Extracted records
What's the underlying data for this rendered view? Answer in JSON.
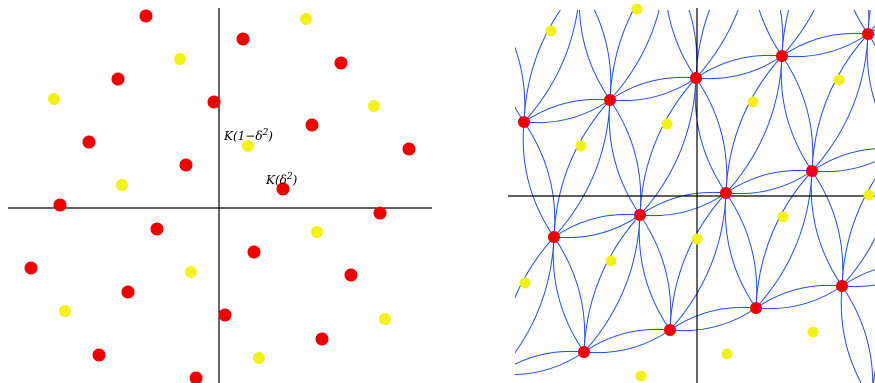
{
  "colors": {
    "red": "#ee0000",
    "yellow": "#f2f21a",
    "curve": "#1f4fe0",
    "axis": "#000000"
  },
  "left_panel": {
    "label_1": {
      "prefix": "K(1−δ",
      "exp": "2",
      "suffix": ")"
    },
    "label_2": {
      "prefix": "K(δ",
      "exp": "2",
      "suffix": ")"
    }
  }
}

**Set problem:** Transcribe all the records above word for word, without their images.

**Output below:**
What's the underlying data for this rendered view? Answer in JSON.
{
  "colors": {
    "red": "#ee0000",
    "yellow": "#f2f21a",
    "curve": "#1f4fe0",
    "axis": "#000000"
  },
  "left_panel": {
    "label_1": {
      "prefix": "K(1−δ",
      "exp": "2",
      "suffix": ")"
    },
    "label_2": {
      "prefix": "K(δ",
      "exp": "2",
      "suffix": ")"
    }
  }
}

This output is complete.